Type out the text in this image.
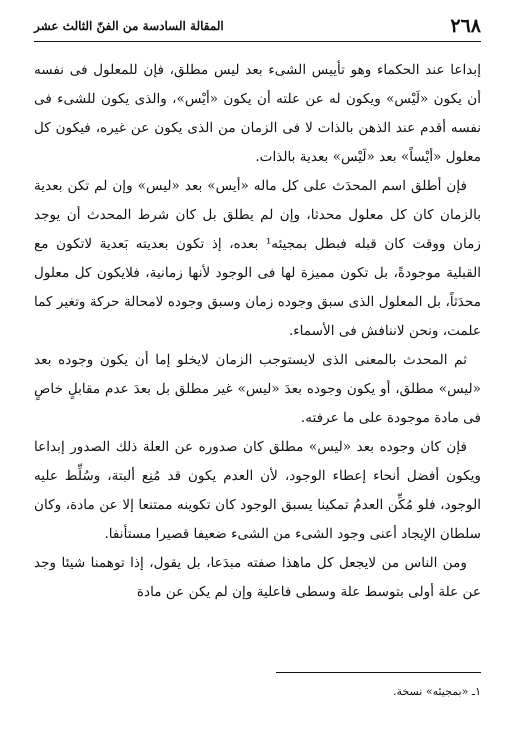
٢٦٨
المقالة السادسة من الفنّ الثالث عشر

إبداعا عند الحكماء وهو تأييس الشىء بعد ليس مطلق، فإن للمعلول فى نفسه أن يكون «لَيْس» ويكون له عن علته أن يكون «أيْس»، والذى يكون للشىء فى نفسه أقدم عند الذهن بالذات لا فى الزمان من الذى يكون عن غيره، فيكون كل معلول «أيْساً» بعد «لَيْس» بعدية بالذات.

فإن أطلق اسم المحدَث على كل ماله «أيس» بعد «ليس» وإن لم تكن بعدية بالزمان كان كل معلول محدثا، وإن لم يطلق بل كان شرط المحدث أن يوجد زمان ووقت كان قبله فبطل بمجيئه¹ بعده، إذ تكون بعديته بَعدية لاتكون مع القبلية موجودةً، بل تكون مميزة لها فى الوجود لأنها زمانية، فلايكون كل معلول محدَثاً، بل المعلول الذى سبق وجوده زمان وسبق وجوده لامحالة حركة وتغير كما علمت، ونحن لاننافش فى الأسماء.

ثم المحدث بالمعنى الذى لايستوجب الزمان لايخلو إما أن يكون وجوده بعد «ليس» مطلق، أو يكون وجوده بعدَ «ليس» غير مطلق بل بعدَ عدم مقابلٍ خاصٍ فى مادة موجودة على ما عرفته.

فإن كان وجوده بعد «ليس» مطلق كان صدوره عن العلة ذلك الصدور إبداعا ويكون أفضل أنحاء إعطاء الوجود، لأن العدم يكون قد مُنِع ألبتة، وسُلِّط عليه الوجود، فلو مُكِّن العدمُ تمكينا يسبق الوجود كان تكوينه ممتنعا إلا عن مادة، وكان سلطان الإيجاد أعنى وجود الشىء من الشىء ضعيفا قصيرا مستأنفا.

ومن الناس من لايجعل كل ماهذا صفته مبدَعا، بل يقول، إذا توهمنا شيئا وجد عن علة أولى بتوسط علة وسطى فاعلية وإن لم يكن عن مادة

١ـ «بمجيئه» نسخة.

——————————

• **WORK TO BE COMPLETED**: Output every entry word for word, but omit the pictures.

• **ANSWER TO THE EXERCISE**:
Type out the text in this image.
٢٦٨
المقالة السادسة من الفنّ الثالث عشر

إبداعا عند الحكماء وهو تأييس الشىء بعد ليس مطلق، فإن للمعلول فى نفسه أن يكون «لَيْس» ويكون له عن علته أن يكون «أيْس»، والذى يكون للشىء فى نفسه أقدم عند الذهن بالذات لا فى الزمان من الذى يكون عن غيره، فيكون كل معلول «أيْساً» بعد «لَيْس» بعدية بالذات.

فإن أطلق اسم المحدَث على كل ماله «أيس» بعد «ليس» وإن لم تكن بعدية بالزمان كان كل معلول محدثا، وإن لم يطلق بل كان شرط المحدث أن يوجد زمان ووقت كان قبله فبطل بمجيئه¹ بعده، إذ تكون بعديته بَعدية لاتكون مع القبلية موجودةً، بل تكون مميزة لها فى الوجود لأنها زمانية، فلايكون كل معلول محدَثاً، بل المعلول الذى سبق وجوده زمان وسبق وجوده لامحالة حركة وتغير كما علمت، ونحن لاننافش فى الأسماء.

ثم المحدث بالمعنى الذى لايستوجب الزمان لايخلو إما أن يكون وجوده بعد «ليس» مطلق، أو يكون وجوده بعدَ «ليس» غير مطلق بل بعدَ عدم مقابلٍ خاصٍ فى مادة موجودة على ما عرفته.

فإن كان وجوده بعد «ليس» مطلق كان صدوره عن العلة ذلك الصدور إبداعا ويكون أفضل أنحاء إعطاء الوجود، لأن العدم يكون قد مُنِع ألبتة، وسُلِّط عليه الوجود، فلو مُكِّن العدمُ تمكينا يسبق الوجود كان تكوينه ممتنعا إلا عن مادة، وكان سلطان الإيجاد أعنى وجود الشىء من الشىء ضعيفا قصيرا مستأنفا.

ومن الناس من لايجعل كل ماهذا صفته مبدَعا، بل يقول، إذا توهمنا شيئا وجد عن علة أولى بتوسط علة وسطى فاعلية وإن لم يكن عن مادة

١ـ «بمجيئه» نسخة.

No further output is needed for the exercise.